Without changing a character, return the entries, but not the images they hold.
>> Begin ENTRIES PROVIDED
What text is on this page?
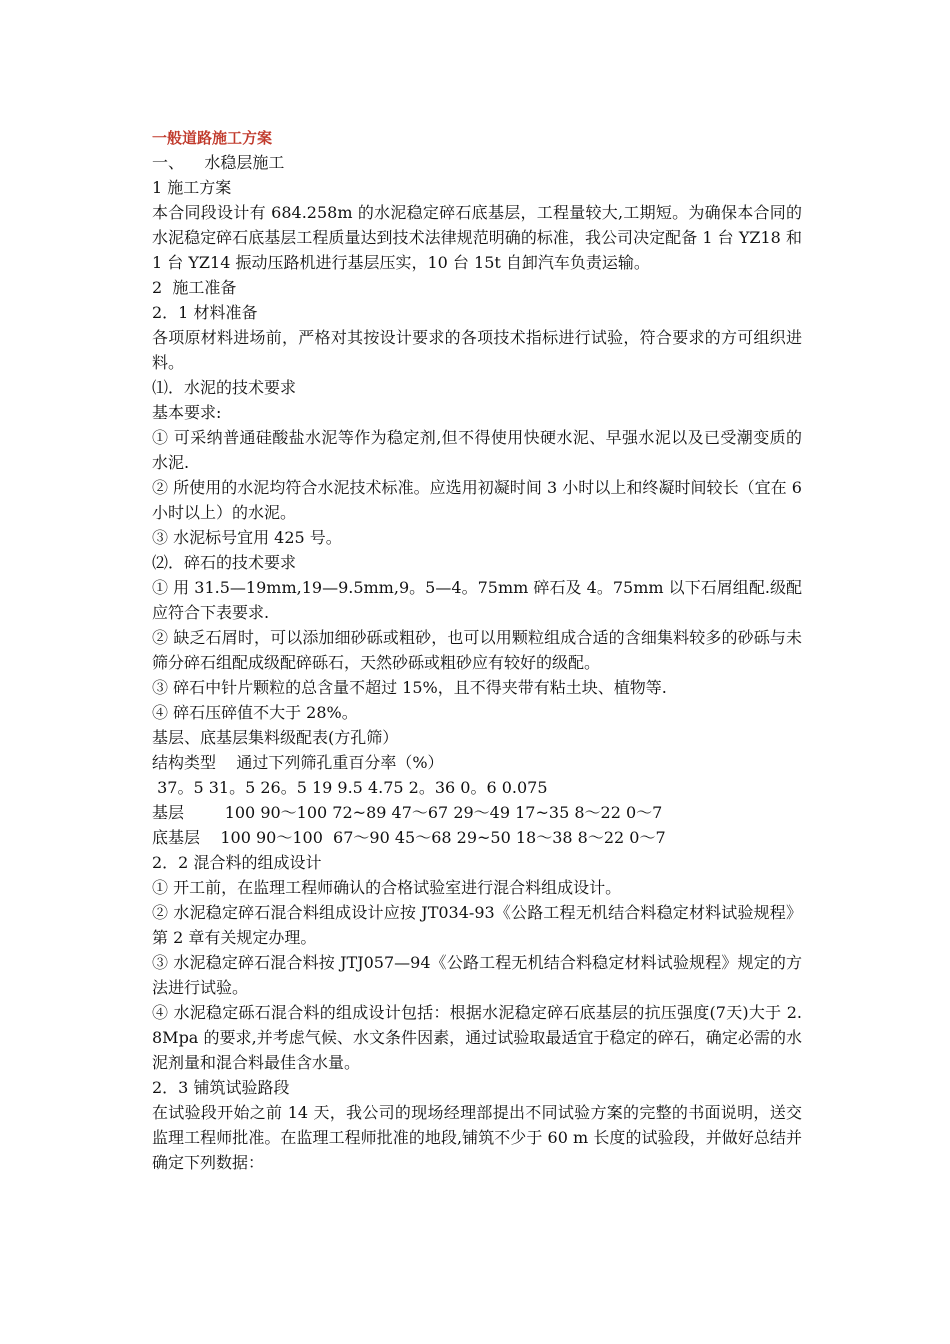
一般道路施工方案
一、    水稳层施工
1 施工方案
本合同段设计有 684.258m 的水泥稳定碎石底基层，工程量较大,工期短。为确保本合同的水泥稳定碎石底基层工程质量达到技术法律规范明确的标准，我公司决定配备 1 台 YZ18 和 1 台 YZ14 振动压路机进行基层压实，10 台 15t 自卸汽车负责运输。
2  施工准备
2．1 材料准备
各项原材料进场前，严格对其按设计要求的各项技术指标进行试验，符合要求的方可组织进料。
⑴．水泥的技术要求
基本要求:
① 可采纳普通硅酸盐水泥等作为稳定剂,但不得使用快硬水泥、早强水泥以及已受潮变质的水泥.
② 所使用的水泥均符合水泥技术标准。应选用初凝时间 3 小时以上和终凝时间较长（宜在 6 小时以上）的水泥。
③ 水泥标号宜用 425 号。
⑵．碎石的技术要求
① 用 31.5—19mm,19—9.5mm,9。5—4。75mm 碎石及 4。75mm 以下石屑组配.级配应符合下表要求.
② 缺乏石屑时，可以添加细砂砾或粗砂，也可以用颗粒组成合适的含细集料较多的砂砾与未筛分碎石组配成级配碎砾石，天然砂砾或粗砂应有较好的级配。
③ 碎石中针片颗粒的总含量不超过 15%，且不得夹带有粘土块、植物等.
④ 碎石压碎值不大于 28%。
基层、底基层集料级配表(方孔筛）
结构类型    通过下列筛孔重百分率（%）
37。5 31。5 26。5 19 9.5 4.75 2。36 0。6 0.075
基层        100 90～100 72~89 47～67 29～49 17~35 8～22 0～7
底基层    100 90～100  67～90 45～68 29~50 18～38 8～22 0～7
2．2 混合料的组成设计
① 开工前，在监理工程师确认的合格试验室进行混合料组成设计。
② 水泥稳定碎石混合料组成设计应按 JT034-93《公路工程无机结合料稳定材料试验规程》第 2 章有关规定办理。
③ 水泥稳定碎石混合料按 JTJ057—94《公路工程无机结合料稳定材料试验规程》规定的方法进行试验。
④ 水泥稳定砾石混合料的组成设计包括：根据水泥稳定碎石底基层的抗压强度(7天)大于 2.8Mpa 的要求,并考虑气候、水文条件因素，通过试验取最适宜于稳定的碎石，确定必需的水泥剂量和混合料最佳含水量。
2．3 铺筑试验路段
在试验段开始之前 14 天，我公司的现场经理部提出不同试验方案的完整的书面说明，送交监理工程师批准。在监理工程师批准的地段,铺筑不少于 60 m 长度的试验段，并做好总结并确定下列数据：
>> End ENTRIES PROVIDED
◆ **RESPONSE TO THIS EXERCISE**:
What text is on this page?
一般道路施工方案
一、    水稳层施工
1 施工方案
本合同段设计有 684.258m 的水泥稳定碎石底基层，工程量较大,工期短。为确保本合同的水泥稳定碎石底基层工程质量达到技术法律规范明确的标准，我公司决定配备 1 台 YZ18 和 1 台 YZ14 振动压路机进行基层压实，10 台 15t 自卸汽车负责运输。
2  施工准备
2．1 材料准备
各项原材料进场前，严格对其按设计要求的各项技术指标进行试验，符合要求的方可组织进料。
⑴．水泥的技术要求
基本要求:
① 可采纳普通硅酸盐水泥等作为稳定剂,但不得使用快硬水泥、早强水泥以及已受潮变质的水泥.
② 所使用的水泥均符合水泥技术标准。应选用初凝时间 3 小时以上和终凝时间较长（宜在 6 小时以上）的水泥。
③ 水泥标号宜用 425 号。
⑵．碎石的技术要求
① 用 31.5—19mm,19—9.5mm,9。5—4。75mm 碎石及 4。75mm 以下石屑组配.级配应符合下表要求.
② 缺乏石屑时，可以添加细砂砾或粗砂，也可以用颗粒组成合适的含细集料较多的砂砾与未筛分碎石组配成级配碎砾石，天然砂砾或粗砂应有较好的级配。
③ 碎石中针片颗粒的总含量不超过 15%，且不得夹带有粘土块、植物等.
④ 碎石压碎值不大于 28%。
基层、底基层集料级配表(方孔筛）
结构类型    通过下列筛孔重百分率（%）
37。5 31。5 26。5 19 9.5 4.75 2。36 0。6 0.075
基层        100 90～100 72~89 47～67 29～49 17~35 8～22 0～7
底基层    100 90～100  67～90 45～68 29~50 18～38 8～22 0～7
2．2 混合料的组成设计
① 开工前，在监理工程师确认的合格试验室进行混合料组成设计。
② 水泥稳定碎石混合料组成设计应按 JT034-93《公路工程无机结合料稳定材料试验规程》第 2 章有关规定办理。
③ 水泥稳定碎石混合料按 JTJ057—94《公路工程无机结合料稳定材料试验规程》规定的方法进行试验。
④ 水泥稳定砾石混合料的组成设计包括：根据水泥稳定碎石底基层的抗压强度(7天)大于 2.8Mpa 的要求,并考虑气候、水文条件因素，通过试验取最适宜于稳定的碎石，确定必需的水泥剂量和混合料最佳含水量。
2．3 铺筑试验路段
在试验段开始之前 14 天，我公司的现场经理部提出不同试验方案的完整的书面说明，送交监理工程师批准。在监理工程师批准的地段,铺筑不少于 60 m 长度的试验段，并做好总结并确定下列数据：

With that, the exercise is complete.